▶ _Work to complete_: Check each line of the data for "name" and select those that have it.

▶ _Given entries_:
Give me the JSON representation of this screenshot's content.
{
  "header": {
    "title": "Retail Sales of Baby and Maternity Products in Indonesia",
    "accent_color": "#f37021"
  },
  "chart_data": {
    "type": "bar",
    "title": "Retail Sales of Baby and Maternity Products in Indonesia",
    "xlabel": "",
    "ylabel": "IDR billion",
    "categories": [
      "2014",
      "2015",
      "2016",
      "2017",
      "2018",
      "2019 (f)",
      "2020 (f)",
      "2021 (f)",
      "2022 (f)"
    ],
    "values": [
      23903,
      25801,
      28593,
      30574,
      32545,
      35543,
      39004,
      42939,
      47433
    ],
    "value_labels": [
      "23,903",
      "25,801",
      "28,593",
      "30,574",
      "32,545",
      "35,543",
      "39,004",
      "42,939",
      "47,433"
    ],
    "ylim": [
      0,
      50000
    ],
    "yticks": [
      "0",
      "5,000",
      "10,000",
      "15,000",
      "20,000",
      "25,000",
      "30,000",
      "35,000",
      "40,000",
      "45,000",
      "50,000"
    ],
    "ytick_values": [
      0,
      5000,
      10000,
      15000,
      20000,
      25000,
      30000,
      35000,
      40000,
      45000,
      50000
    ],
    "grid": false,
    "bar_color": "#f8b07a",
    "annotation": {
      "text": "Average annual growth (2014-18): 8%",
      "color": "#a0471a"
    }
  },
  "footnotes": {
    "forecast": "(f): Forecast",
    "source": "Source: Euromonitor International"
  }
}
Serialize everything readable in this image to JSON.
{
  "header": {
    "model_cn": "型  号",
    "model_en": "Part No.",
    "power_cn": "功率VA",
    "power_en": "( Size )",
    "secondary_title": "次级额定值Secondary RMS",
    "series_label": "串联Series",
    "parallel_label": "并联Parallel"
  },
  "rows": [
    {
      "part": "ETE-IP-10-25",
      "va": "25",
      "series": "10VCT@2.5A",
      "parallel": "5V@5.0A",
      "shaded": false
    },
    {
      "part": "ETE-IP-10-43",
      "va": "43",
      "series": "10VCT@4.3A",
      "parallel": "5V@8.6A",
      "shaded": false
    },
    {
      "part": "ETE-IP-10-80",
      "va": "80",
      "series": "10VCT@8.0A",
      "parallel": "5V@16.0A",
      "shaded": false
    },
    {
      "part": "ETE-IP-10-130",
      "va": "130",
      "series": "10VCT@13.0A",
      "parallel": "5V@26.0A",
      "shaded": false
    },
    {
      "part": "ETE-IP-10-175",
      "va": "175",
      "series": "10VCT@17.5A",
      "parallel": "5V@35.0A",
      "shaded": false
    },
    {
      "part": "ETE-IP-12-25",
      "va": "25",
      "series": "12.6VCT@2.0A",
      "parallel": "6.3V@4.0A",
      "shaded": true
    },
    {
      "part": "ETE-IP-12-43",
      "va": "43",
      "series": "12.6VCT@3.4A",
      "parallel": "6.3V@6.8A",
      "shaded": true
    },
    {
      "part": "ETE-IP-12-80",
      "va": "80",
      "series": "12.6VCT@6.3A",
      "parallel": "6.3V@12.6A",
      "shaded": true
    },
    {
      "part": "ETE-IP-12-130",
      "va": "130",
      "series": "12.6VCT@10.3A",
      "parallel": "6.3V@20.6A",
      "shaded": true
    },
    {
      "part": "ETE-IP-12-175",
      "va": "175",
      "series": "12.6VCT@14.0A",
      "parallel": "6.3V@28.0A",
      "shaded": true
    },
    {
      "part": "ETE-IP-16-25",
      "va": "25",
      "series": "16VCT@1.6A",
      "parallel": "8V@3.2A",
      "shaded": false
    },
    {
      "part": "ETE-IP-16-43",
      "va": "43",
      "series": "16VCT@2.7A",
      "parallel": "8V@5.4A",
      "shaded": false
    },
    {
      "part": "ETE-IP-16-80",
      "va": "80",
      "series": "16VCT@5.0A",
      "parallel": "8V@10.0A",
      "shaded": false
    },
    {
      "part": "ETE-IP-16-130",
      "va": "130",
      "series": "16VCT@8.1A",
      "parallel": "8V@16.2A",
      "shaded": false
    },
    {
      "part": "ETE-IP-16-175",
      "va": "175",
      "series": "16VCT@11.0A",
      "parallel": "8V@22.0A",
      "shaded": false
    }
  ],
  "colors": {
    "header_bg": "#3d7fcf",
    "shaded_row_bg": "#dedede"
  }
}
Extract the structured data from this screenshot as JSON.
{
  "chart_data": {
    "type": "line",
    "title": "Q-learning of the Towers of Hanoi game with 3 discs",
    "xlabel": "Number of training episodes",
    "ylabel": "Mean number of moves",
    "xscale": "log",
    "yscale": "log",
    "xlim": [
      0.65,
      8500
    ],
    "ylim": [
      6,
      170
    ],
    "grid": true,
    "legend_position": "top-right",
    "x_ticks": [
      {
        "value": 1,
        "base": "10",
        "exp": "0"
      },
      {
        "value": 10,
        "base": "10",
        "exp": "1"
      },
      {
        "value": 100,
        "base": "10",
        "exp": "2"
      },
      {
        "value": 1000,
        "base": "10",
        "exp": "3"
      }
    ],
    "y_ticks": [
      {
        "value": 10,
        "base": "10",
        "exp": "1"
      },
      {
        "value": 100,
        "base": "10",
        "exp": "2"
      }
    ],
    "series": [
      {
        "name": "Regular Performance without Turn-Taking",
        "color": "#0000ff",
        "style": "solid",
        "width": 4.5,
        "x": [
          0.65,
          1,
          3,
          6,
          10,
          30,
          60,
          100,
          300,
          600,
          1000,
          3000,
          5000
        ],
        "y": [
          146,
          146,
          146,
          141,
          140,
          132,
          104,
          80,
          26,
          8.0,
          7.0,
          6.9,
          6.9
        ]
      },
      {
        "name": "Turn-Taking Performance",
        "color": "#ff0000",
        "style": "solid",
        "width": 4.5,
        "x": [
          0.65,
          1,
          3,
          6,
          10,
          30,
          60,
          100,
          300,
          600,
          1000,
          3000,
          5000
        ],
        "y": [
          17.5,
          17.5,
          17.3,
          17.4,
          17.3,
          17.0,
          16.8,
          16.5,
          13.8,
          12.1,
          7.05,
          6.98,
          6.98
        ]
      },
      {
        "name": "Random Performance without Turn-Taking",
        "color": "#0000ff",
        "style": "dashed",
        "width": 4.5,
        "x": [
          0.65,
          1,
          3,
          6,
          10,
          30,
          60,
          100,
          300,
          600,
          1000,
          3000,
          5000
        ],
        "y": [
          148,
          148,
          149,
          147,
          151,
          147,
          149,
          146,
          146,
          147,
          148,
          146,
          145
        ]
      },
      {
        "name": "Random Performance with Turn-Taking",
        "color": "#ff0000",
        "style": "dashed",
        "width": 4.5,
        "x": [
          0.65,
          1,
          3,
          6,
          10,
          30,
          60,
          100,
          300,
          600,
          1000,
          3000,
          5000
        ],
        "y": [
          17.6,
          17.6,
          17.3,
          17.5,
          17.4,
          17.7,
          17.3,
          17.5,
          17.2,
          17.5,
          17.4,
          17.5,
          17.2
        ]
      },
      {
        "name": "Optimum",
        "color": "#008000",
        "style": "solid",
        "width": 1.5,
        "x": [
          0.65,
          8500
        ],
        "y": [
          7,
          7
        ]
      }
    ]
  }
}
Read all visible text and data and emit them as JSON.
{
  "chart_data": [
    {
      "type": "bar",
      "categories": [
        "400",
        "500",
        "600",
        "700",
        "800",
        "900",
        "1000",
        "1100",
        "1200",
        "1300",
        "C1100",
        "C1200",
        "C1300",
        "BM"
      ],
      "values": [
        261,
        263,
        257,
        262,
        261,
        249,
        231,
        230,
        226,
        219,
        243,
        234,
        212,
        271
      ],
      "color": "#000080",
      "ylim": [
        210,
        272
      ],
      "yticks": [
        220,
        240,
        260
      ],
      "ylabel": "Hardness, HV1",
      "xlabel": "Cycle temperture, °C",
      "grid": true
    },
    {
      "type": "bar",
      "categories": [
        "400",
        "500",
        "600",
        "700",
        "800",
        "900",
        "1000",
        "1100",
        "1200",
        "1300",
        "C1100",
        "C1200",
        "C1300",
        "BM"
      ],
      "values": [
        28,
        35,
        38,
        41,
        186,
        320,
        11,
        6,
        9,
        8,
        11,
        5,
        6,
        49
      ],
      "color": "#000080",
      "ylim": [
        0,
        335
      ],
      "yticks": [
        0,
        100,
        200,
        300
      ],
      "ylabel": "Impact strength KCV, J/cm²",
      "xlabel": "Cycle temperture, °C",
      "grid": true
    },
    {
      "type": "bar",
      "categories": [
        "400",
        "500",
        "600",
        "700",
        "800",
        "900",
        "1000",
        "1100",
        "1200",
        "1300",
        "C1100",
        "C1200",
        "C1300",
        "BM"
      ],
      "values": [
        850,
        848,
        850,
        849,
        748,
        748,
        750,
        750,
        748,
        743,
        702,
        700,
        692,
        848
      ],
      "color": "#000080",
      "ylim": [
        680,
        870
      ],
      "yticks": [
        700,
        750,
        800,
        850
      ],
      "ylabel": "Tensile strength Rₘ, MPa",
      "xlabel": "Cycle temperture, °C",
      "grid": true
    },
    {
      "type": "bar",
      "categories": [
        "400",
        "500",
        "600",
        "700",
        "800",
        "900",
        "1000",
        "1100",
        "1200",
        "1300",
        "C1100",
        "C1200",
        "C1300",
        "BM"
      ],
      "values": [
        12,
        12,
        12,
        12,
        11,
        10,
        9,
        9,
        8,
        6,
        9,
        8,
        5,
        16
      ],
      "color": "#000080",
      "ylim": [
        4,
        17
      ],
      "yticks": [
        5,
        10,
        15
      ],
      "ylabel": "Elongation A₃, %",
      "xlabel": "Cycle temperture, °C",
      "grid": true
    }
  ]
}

▶ _The reply_:
        "name": "Regular Performance without Turn-Taking",
        "name": "Turn-Taking Performance",
        "name": "Random Performance without Turn-Taking",
        "name": "Random Performance with Turn-Taking",
        "name": "Optimum",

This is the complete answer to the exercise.